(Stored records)
______

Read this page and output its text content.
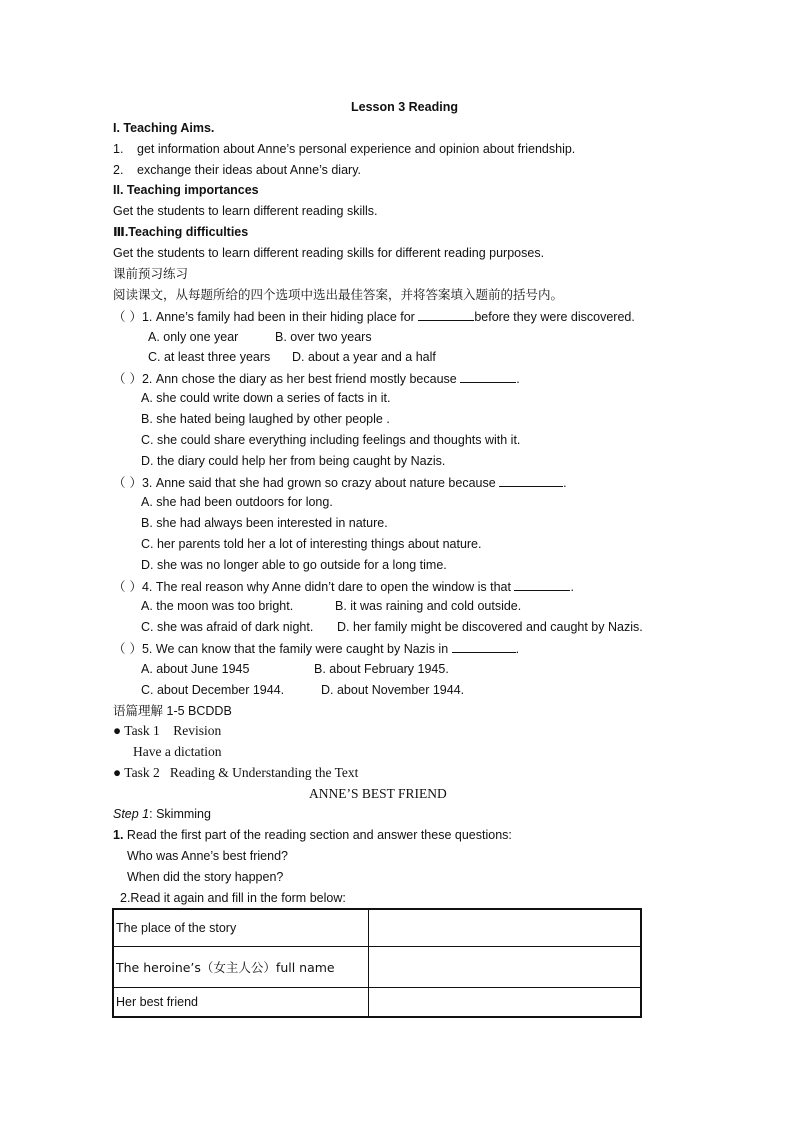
Lesson 3 Reading
I. Teaching Aims.
1. get information about Anne’s personal experience and opinion about friendship.
2. exchange their ideas about Anne’s diary.
II. Teaching importances
Get the students to learn different reading skills.
Ⅲ.Teaching difficulties
Get the students to learn different reading skills for different reading purposes.
课前预习练习
阅读课文，从每题所给的四个选项中选出最佳答案，并将答案填入题前的括号内。
（ ）1. Anne’s family had been in their hiding place for	before they were discovered.
A. only one year	B. over two years
C. at least three years D. about a year and a half
（ ）2. Ann chose the diary as her best friend mostly because	.
A. she could write down a series of facts in it.
B. she hated being laughed by other people .
C. she could share everything including feelings and thoughts with it.
D. the diary could help her from being caught by Nazis.
（ ）3. Anne said that she had grown so crazy about nature because	.
A. she had been outdoors for long.
B. she had always been interested in nature.
C. her parents told her a lot of interesting things about nature.
D. she was no longer able to go outside for a long time.
（ ）4. The real reason why Anne didn’t dare to open the window is that	.
A. the moon was too bright.	B. it was raining and cold outside.
C. she was afraid of dark night. D. her family might be discovered and caught by Nazis.
（ ）5. We can know that the family were caught by Nazis in	.
A. about June 1945	B. about February 1945.
C. about December 1944.	D. about November 1944.
语篇理解 1-5 BCDDB
● Task 1 Revision
Have a dictation
● Task 2 Reading & Understanding the Text
ANNE’S BEST FRIEND
Step 1: Skimming
1. Read the first part of the reading section and answer these questions:
Who was Anne’s best friend?
When did the story happen?
2.Read it again and fill in the form below:
The place of the story	
The heroine’s（女主人公）full name	
Her best friend	
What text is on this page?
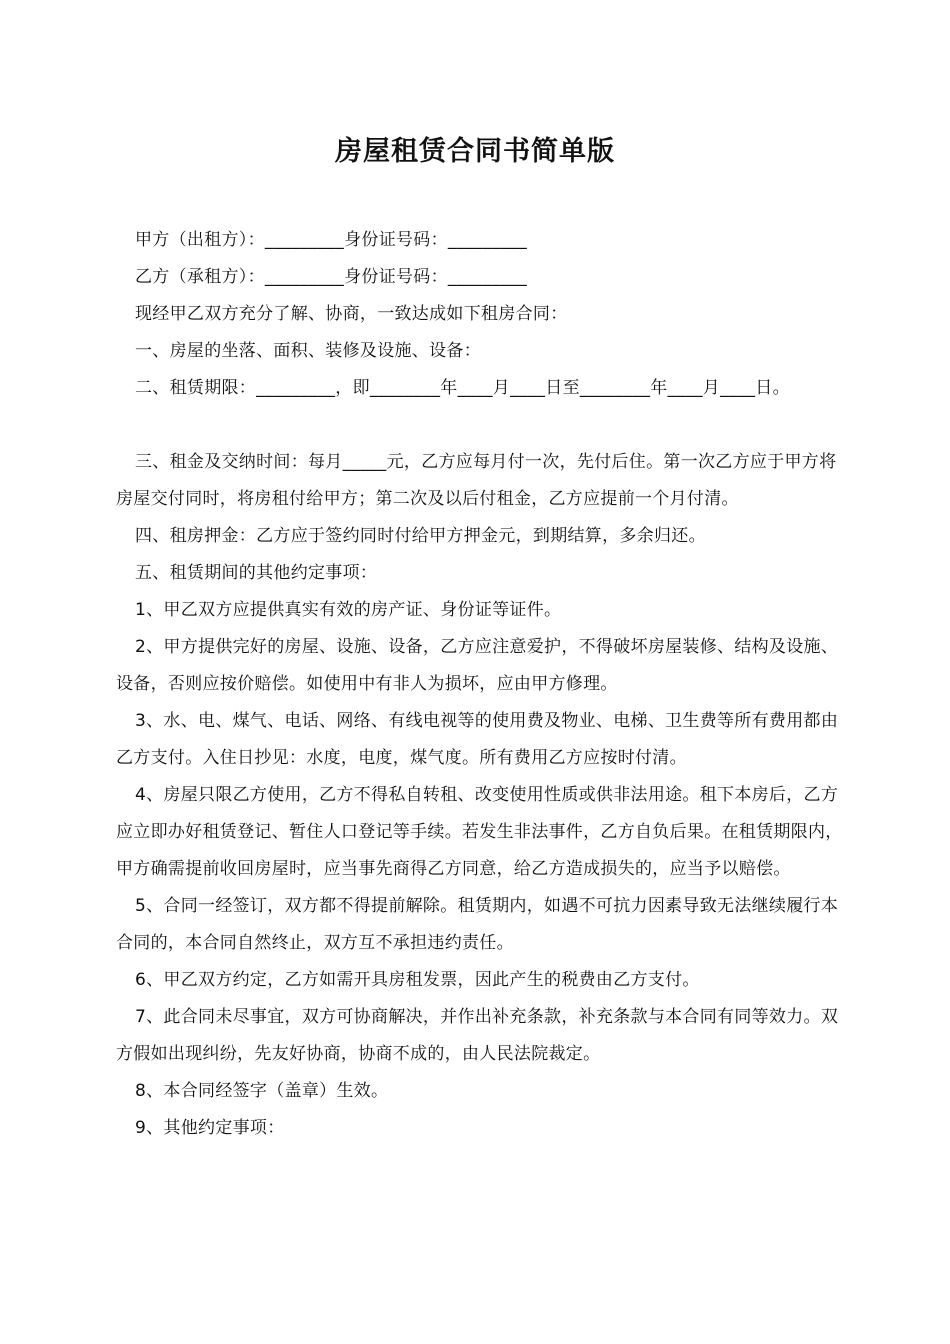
房屋租赁合同书简单版

甲方（出租方）：_________身份证号码：_________

乙方（承租方）：_________身份证号码：_________

现经甲乙双方充分了解、协商，一致达成如下租房合同：

一、房屋的坐落、面积、装修及设施、设备：

二、租赁期限：_________，即________年____月____日至________年____月____日。

三、租金及交纳时间：每月_____元，乙方应每月付一次，先付后住。第一次乙方应于甲方将房屋交付同时，将房租付给甲方；第二次及以后付租金，乙方应提前一个月付清。

四、租房押金：乙方应于签约同时付给甲方押金元，到期结算，多余归还。

五、租赁期间的其他约定事项：

1、甲乙双方应提供真实有效的房产证、身份证等证件。

2、甲方提供完好的房屋、设施、设备，乙方应注意爱护，不得破坏房屋装修、结构及设施、设备，否则应按价赔偿。如使用中有非人为损坏，应由甲方修理。

3、水、电、煤气、电话、网络、有线电视等的使用费及物业、电梯、卫生费等所有费用都由乙方支付。入住日抄见：水度，电度，煤气度。所有费用乙方应按时付清。

4、房屋只限乙方使用，乙方不得私自转租、改变使用性质或供非法用途。租下本房后，乙方应立即办好租赁登记、暂住人口登记等手续。若发生非法事件，乙方自负后果。在租赁期限内，甲方确需提前收回房屋时，应当事先商得乙方同意，给乙方造成损失的，应当予以赔偿。

5、合同一经签订，双方都不得提前解除。租赁期内，如遇不可抗力因素导致无法继续履行本合同的，本合同自然终止，双方互不承担违约责任。

6、甲乙双方约定，乙方如需开具房租发票，因此产生的税费由乙方支付。

7、此合同未尽事宜，双方可协商解决，并作出补充条款，补充条款与本合同有同等效力。双方假如出现纠纷，先友好协商，协商不成的，由人民法院裁定。

8、本合同经签字（盖章）生效。

9、其他约定事项：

______

#### [Short problem]
Whichever lines contain the string "Task", select and copy them.

#### [Finished answer]
● Task 1 Revision
● Task 2 Reading & Understanding the Text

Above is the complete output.